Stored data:
"""

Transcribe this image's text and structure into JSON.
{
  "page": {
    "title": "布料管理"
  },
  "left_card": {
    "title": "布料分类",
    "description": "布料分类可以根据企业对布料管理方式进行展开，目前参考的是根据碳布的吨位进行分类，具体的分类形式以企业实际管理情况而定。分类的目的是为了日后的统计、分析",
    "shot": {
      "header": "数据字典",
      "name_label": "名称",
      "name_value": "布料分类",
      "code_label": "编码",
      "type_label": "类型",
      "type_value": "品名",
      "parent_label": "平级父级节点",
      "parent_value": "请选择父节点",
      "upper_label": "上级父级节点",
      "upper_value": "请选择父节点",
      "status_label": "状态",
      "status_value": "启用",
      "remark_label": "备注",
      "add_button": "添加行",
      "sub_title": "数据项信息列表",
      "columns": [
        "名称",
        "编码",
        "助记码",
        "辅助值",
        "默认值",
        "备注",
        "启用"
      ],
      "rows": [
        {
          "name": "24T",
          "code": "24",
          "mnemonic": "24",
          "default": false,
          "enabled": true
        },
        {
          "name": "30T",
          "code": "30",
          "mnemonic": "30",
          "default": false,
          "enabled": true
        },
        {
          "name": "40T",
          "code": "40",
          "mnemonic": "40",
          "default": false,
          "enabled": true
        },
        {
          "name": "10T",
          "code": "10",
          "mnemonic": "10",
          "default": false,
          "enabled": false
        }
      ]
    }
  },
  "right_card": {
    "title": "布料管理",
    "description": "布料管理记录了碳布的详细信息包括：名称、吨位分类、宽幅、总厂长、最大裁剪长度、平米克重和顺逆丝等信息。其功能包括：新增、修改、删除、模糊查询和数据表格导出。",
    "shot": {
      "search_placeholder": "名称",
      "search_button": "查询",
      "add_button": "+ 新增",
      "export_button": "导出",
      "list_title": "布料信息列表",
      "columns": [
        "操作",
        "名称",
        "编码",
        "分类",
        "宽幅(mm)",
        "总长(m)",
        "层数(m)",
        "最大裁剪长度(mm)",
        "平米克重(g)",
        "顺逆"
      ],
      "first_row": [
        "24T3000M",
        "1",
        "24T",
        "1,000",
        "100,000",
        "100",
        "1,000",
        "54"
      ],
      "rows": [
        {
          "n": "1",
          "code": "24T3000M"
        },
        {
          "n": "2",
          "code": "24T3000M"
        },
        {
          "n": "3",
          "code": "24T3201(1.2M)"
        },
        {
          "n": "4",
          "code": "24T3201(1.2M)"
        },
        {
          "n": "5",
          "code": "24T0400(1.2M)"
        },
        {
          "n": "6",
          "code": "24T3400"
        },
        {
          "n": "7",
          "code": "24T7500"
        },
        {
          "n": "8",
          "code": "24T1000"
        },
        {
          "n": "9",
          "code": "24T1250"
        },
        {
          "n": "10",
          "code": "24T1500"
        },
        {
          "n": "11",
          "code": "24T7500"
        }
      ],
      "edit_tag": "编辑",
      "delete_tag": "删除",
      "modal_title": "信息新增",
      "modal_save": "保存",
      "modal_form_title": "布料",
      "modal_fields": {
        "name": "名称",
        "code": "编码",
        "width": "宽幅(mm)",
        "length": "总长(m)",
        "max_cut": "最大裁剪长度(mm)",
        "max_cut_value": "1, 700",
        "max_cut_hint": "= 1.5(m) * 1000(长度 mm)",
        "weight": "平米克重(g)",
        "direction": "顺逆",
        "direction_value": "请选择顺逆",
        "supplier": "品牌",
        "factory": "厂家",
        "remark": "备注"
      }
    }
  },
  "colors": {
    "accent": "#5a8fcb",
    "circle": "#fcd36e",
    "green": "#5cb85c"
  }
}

"""

To be done :: Word for word, restate all of the data shown above.

Output for this task ::
Transcribe this image's text and structure into JSON.
{
  "page": {
    "title": "布料管理"
  },
  "left_card": {
    "title": "布料分类",
    "description": "布料分类可以根据企业对布料管理方式进行展开，目前参考的是根据碳布的吨位进行分类，具体的分类形式以企业实际管理情况而定。分类的目的是为了日后的统计、分析",
    "shot": {
      "header": "数据字典",
      "name_label": "名称",
      "name_value": "布料分类",
      "code_label": "编码",
      "type_label": "类型",
      "type_value": "品名",
      "parent_label": "平级父级节点",
      "parent_value": "请选择父节点",
      "upper_label": "上级父级节点",
      "upper_value": "请选择父节点",
      "status_label": "状态",
      "status_value": "启用",
      "remark_label": "备注",
      "add_button": "添加行",
      "sub_title": "数据项信息列表",
      "columns": [
        "名称",
        "编码",
        "助记码",
        "辅助值",
        "默认值",
        "备注",
        "启用"
      ],
      "rows": [
        {
          "name": "24T",
          "code": "24",
          "mnemonic": "24",
          "default": false,
          "enabled": true
        },
        {
          "name": "30T",
          "code": "30",
          "mnemonic": "30",
          "default": false,
          "enabled": true
        },
        {
          "name": "40T",
          "code": "40",
          "mnemonic": "40",
          "default": false,
          "enabled": true
        },
        {
          "name": "10T",
          "code": "10",
          "mnemonic": "10",
          "default": false,
          "enabled": false
        }
      ]
    }
  },
  "right_card": {
    "title": "布料管理",
    "description": "布料管理记录了碳布的详细信息包括：名称、吨位分类、宽幅、总厂长、最大裁剪长度、平米克重和顺逆丝等信息。其功能包括：新增、修改、删除、模糊查询和数据表格导出。",
    "shot": {
      "search_placeholder": "名称",
      "search_button": "查询",
      "add_button": "+ 新增",
      "export_button": "导出",
      "list_title": "布料信息列表",
      "columns": [
        "操作",
        "名称",
        "编码",
        "分类",
        "宽幅(mm)",
        "总长(m)",
        "层数(m)",
        "最大裁剪长度(mm)",
        "平米克重(g)",
        "顺逆"
      ],
      "first_row": [
        "24T3000M",
        "1",
        "24T",
        "1,000",
        "100,000",
        "100",
        "1,000",
        "54"
      ],
      "rows": [
        {
          "n": "1",
          "code": "24T3000M"
        },
        {
          "n": "2",
          "code": "24T3000M"
        },
        {
          "n": "3",
          "code": "24T3201(1.2M)"
        },
        {
          "n": "4",
          "code": "24T3201(1.2M)"
        },
        {
          "n": "5",
          "code": "24T0400(1.2M)"
        },
        {
          "n": "6",
          "code": "24T3400"
        },
        {
          "n": "7",
          "code": "24T7500"
        },
        {
          "n": "8",
          "code": "24T1000"
        },
        {
          "n": "9",
          "code": "24T1250"
        },
        {
          "n": "10",
          "code": "24T1500"
        },
        {
          "n": "11",
          "code": "24T7500"
        }
      ],
      "edit_tag": "编辑",
      "delete_tag": "删除",
      "modal_title": "信息新增",
      "modal_save": "保存",
      "modal_form_title": "布料",
      "modal_fields": {
        "name": "名称",
        "code": "编码",
        "width": "宽幅(mm)",
        "length": "总长(m)",
        "max_cut": "最大裁剪长度(mm)",
        "max_cut_value": "1, 700",
        "max_cut_hint": "= 1.5(m) * 1000(长度 mm)",
        "weight": "平米克重(g)",
        "direction": "顺逆",
        "direction_value": "请选择顺逆",
        "supplier": "品牌",
        "factory": "厂家",
        "remark": "备注"
      }
    }
  },
  "colors": {
    "accent": "#5a8fcb",
    "circle": "#fcd36e",
    "green": "#5cb85c"
  }
}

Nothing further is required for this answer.